## What is expected
Write the material out again exactly as it stands.
--------
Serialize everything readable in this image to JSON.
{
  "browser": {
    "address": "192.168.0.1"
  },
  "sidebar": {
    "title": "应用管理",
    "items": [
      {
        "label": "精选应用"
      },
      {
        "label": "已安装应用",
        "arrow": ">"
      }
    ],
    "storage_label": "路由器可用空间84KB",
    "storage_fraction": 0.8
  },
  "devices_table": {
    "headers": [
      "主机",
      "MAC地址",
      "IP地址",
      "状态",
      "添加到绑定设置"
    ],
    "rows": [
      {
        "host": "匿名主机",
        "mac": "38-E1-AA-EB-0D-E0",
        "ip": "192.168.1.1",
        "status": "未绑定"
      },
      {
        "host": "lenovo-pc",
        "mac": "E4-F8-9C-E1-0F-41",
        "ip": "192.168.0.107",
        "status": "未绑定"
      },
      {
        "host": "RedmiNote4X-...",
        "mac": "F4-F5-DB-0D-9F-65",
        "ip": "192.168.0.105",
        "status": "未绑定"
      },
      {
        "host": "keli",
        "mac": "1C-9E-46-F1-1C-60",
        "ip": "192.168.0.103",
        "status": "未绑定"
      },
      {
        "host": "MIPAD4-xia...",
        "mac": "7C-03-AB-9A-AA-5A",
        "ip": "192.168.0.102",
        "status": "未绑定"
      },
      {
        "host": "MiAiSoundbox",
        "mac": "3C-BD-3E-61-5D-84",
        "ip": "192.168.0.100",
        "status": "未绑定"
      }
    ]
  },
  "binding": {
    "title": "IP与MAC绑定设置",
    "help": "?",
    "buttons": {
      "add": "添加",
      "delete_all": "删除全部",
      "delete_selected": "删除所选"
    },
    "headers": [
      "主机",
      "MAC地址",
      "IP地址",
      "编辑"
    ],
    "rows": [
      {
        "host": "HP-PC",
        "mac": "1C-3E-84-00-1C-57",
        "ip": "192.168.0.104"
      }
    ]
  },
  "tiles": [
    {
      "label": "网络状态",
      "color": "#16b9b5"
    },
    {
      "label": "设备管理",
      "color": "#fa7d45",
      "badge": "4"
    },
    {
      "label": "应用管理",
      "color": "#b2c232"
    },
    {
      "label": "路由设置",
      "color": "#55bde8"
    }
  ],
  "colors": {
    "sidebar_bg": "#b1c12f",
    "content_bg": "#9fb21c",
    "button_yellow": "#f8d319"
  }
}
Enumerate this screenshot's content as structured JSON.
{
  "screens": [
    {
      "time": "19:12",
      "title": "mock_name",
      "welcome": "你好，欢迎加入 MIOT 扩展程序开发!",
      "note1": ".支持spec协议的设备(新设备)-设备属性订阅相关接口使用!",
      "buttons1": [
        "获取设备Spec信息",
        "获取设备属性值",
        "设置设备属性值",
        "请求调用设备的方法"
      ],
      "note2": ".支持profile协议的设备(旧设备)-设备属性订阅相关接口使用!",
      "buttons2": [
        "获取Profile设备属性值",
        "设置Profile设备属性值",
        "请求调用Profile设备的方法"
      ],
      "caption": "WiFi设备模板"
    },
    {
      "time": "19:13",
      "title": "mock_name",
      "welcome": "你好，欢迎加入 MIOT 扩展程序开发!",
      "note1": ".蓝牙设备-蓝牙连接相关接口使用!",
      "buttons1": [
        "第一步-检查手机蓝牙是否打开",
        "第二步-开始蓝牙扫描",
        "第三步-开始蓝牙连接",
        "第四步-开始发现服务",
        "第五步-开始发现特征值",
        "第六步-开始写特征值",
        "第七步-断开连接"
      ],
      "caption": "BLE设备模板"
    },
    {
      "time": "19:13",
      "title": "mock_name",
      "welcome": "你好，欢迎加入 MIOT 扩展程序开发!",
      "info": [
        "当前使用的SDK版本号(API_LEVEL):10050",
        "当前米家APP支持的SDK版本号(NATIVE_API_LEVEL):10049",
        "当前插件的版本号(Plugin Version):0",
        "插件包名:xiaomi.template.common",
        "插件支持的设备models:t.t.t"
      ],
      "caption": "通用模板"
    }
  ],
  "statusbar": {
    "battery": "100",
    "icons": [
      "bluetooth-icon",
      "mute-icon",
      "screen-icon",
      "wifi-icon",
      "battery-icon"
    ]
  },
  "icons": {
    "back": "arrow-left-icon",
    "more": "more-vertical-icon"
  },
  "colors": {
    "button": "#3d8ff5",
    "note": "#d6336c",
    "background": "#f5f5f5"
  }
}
--------
## The solution
Serialize everything readable in this image to JSON.
{
  "browser": {
    "address": "192.168.0.1"
  },
  "sidebar": {
    "title": "应用管理",
    "items": [
      {
        "label": "精选应用"
      },
      {
        "label": "已安装应用",
        "arrow": ">"
      }
    ],
    "storage_label": "路由器可用空间84KB",
    "storage_fraction": 0.8
  },
  "devices_table": {
    "headers": [
      "主机",
      "MAC地址",
      "IP地址",
      "状态",
      "添加到绑定设置"
    ],
    "rows": [
      {
        "host": "匿名主机",
        "mac": "38-E1-AA-EB-0D-E0",
        "ip": "192.168.1.1",
        "status": "未绑定"
      },
      {
        "host": "lenovo-pc",
        "mac": "E4-F8-9C-E1-0F-41",
        "ip": "192.168.0.107",
        "status": "未绑定"
      },
      {
        "host": "RedmiNote4X-...",
        "mac": "F4-F5-DB-0D-9F-65",
        "ip": "192.168.0.105",
        "status": "未绑定"
      },
      {
        "host": "keli",
        "mac": "1C-9E-46-F1-1C-60",
        "ip": "192.168.0.103",
        "status": "未绑定"
      },
      {
        "host": "MIPAD4-xia...",
        "mac": "7C-03-AB-9A-AA-5A",
        "ip": "192.168.0.102",
        "status": "未绑定"
      },
      {
        "host": "MiAiSoundbox",
        "mac": "3C-BD-3E-61-5D-84",
        "ip": "192.168.0.100",
        "status": "未绑定"
      }
    ]
  },
  "binding": {
    "title": "IP与MAC绑定设置",
    "help": "?",
    "buttons": {
      "add": "添加",
      "delete_all": "删除全部",
      "delete_selected": "删除所选"
    },
    "headers": [
      "主机",
      "MAC地址",
      "IP地址",
      "编辑"
    ],
    "rows": [
      {
        "host": "HP-PC",
        "mac": "1C-3E-84-00-1C-57",
        "ip": "192.168.0.104"
      }
    ]
  },
  "tiles": [
    {
      "label": "网络状态",
      "color": "#16b9b5"
    },
    {
      "label": "设备管理",
      "color": "#fa7d45",
      "badge": "4"
    },
    {
      "label": "应用管理",
      "color": "#b2c232"
    },
    {
      "label": "路由设置",
      "color": "#55bde8"
    }
  ],
  "colors": {
    "sidebar_bg": "#b1c12f",
    "content_bg": "#9fb21c",
    "button_yellow": "#f8d319"
  }
}
Enumerate this screenshot's content as structured JSON.
{
  "screens": [
    {
      "time": "19:12",
      "title": "mock_name",
      "welcome": "你好，欢迎加入 MIOT 扩展程序开发!",
      "note1": ".支持spec协议的设备(新设备)-设备属性订阅相关接口使用!",
      "buttons1": [
        "获取设备Spec信息",
        "获取设备属性值",
        "设置设备属性值",
        "请求调用设备的方法"
      ],
      "note2": ".支持profile协议的设备(旧设备)-设备属性订阅相关接口使用!",
      "buttons2": [
        "获取Profile设备属性值",
        "设置Profile设备属性值",
        "请求调用Profile设备的方法"
      ],
      "caption": "WiFi设备模板"
    },
    {
      "time": "19:13",
      "title": "mock_name",
      "welcome": "你好，欢迎加入 MIOT 扩展程序开发!",
      "note1": ".蓝牙设备-蓝牙连接相关接口使用!",
      "buttons1": [
        "第一步-检查手机蓝牙是否打开",
        "第二步-开始蓝牙扫描",
        "第三步-开始蓝牙连接",
        "第四步-开始发现服务",
        "第五步-开始发现特征值",
        "第六步-开始写特征值",
        "第七步-断开连接"
      ],
      "caption": "BLE设备模板"
    },
    {
      "time": "19:13",
      "title": "mock_name",
      "welcome": "你好，欢迎加入 MIOT 扩展程序开发!",
      "info": [
        "当前使用的SDK版本号(API_LEVEL):10050",
        "当前米家APP支持的SDK版本号(NATIVE_API_LEVEL):10049",
        "当前插件的版本号(Plugin Version):0",
        "插件包名:xiaomi.template.common",
        "插件支持的设备models:t.t.t"
      ],
      "caption": "通用模板"
    }
  ],
  "statusbar": {
    "battery": "100",
    "icons": [
      "bluetooth-icon",
      "mute-icon",
      "screen-icon",
      "wifi-icon",
      "battery-icon"
    ]
  },
  "icons": {
    "back": "arrow-left-icon",
    "more": "more-vertical-icon"
  },
  "colors": {
    "button": "#3d8ff5",
    "note": "#d6336c",
    "background": "#f5f5f5"
  }
}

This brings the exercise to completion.